---------- Dataset rows
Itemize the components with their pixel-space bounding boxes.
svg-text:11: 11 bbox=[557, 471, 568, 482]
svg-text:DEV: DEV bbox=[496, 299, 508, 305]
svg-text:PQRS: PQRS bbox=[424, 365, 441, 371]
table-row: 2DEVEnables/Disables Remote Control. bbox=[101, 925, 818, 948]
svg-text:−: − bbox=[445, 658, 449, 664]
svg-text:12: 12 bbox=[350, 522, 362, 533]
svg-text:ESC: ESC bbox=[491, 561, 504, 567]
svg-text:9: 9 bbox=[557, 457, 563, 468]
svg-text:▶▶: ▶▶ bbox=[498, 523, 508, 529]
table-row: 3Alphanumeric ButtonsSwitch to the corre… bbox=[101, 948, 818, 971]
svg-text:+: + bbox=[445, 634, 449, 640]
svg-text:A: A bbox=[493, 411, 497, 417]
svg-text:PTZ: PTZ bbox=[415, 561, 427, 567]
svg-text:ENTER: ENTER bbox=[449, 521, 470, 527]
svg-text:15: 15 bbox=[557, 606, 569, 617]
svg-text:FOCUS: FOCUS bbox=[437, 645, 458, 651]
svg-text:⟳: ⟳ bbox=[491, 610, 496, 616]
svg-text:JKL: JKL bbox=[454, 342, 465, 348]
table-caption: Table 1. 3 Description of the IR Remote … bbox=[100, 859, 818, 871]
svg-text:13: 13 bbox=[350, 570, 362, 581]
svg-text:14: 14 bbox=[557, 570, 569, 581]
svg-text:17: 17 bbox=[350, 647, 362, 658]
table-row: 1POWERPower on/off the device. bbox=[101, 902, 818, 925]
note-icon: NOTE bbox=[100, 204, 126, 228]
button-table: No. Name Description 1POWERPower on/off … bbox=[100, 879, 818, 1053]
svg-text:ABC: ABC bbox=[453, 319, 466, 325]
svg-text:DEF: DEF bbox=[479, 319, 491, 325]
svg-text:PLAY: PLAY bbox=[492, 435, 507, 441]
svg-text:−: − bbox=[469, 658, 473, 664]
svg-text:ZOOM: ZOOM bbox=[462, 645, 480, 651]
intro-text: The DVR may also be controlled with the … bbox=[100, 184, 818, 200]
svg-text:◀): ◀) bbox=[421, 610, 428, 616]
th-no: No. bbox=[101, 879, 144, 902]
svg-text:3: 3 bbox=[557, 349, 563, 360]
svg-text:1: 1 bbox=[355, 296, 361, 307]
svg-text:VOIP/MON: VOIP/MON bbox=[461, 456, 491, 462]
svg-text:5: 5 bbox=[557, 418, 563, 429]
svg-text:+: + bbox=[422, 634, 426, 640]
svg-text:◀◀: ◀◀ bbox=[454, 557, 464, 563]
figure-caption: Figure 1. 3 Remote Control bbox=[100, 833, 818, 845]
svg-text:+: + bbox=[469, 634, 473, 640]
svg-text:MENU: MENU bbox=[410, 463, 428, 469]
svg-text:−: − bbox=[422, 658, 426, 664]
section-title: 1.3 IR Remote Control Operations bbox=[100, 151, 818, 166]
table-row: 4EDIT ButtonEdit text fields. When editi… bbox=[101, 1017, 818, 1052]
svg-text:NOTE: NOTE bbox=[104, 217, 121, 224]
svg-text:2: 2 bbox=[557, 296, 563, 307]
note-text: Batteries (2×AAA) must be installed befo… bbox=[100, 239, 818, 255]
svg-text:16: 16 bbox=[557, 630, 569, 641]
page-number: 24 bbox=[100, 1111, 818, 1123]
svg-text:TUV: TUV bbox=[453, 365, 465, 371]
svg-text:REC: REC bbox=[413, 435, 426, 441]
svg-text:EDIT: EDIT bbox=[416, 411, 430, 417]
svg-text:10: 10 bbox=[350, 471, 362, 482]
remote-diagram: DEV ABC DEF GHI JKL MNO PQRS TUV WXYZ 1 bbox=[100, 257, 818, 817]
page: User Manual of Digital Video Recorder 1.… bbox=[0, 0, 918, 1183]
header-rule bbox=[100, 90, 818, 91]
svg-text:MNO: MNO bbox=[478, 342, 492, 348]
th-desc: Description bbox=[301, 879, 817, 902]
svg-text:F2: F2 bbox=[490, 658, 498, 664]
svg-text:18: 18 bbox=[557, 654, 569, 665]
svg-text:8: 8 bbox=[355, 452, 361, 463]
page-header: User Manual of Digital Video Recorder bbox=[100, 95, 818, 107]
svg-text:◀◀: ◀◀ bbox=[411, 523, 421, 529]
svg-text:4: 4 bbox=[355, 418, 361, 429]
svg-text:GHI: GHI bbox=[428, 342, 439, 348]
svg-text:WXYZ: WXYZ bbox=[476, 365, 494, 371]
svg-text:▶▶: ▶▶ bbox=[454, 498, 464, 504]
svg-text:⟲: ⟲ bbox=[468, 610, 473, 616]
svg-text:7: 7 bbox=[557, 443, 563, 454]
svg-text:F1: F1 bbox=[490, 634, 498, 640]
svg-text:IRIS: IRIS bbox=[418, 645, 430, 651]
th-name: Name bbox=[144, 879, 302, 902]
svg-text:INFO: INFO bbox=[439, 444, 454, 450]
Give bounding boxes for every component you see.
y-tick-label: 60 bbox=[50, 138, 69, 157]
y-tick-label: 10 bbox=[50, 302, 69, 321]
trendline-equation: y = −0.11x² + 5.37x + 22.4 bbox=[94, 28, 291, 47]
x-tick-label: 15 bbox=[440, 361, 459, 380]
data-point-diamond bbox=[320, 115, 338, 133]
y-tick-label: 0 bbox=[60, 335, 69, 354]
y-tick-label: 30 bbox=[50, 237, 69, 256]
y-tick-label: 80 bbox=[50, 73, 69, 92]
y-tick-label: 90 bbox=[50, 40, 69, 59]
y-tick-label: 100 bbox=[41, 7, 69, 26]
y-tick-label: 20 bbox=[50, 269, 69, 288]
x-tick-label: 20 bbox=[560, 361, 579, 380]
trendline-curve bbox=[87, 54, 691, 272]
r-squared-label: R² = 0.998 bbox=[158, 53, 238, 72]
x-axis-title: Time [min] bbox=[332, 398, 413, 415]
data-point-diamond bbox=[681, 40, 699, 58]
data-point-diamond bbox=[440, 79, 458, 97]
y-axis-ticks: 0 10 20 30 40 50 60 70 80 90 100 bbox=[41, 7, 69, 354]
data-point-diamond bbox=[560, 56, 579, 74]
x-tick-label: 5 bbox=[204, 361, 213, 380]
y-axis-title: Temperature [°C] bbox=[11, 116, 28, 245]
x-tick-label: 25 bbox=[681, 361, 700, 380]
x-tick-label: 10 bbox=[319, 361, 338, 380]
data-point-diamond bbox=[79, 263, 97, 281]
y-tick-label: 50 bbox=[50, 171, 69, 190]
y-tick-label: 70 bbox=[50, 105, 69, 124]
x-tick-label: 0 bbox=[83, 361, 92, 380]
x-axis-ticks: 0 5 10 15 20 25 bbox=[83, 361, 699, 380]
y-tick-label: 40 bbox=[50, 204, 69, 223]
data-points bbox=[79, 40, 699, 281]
--------------------
--- Problem statement ---
Find each line in the records above that contains the word "User", and copy every such line.

--- Solution to this task ---
page: User Manual of Digital Video Recorder 1.… bbox=[0, 0, 918, 1183]
page-header: User Manual of Digital Video Recorder bbox=[100, 95, 818, 107]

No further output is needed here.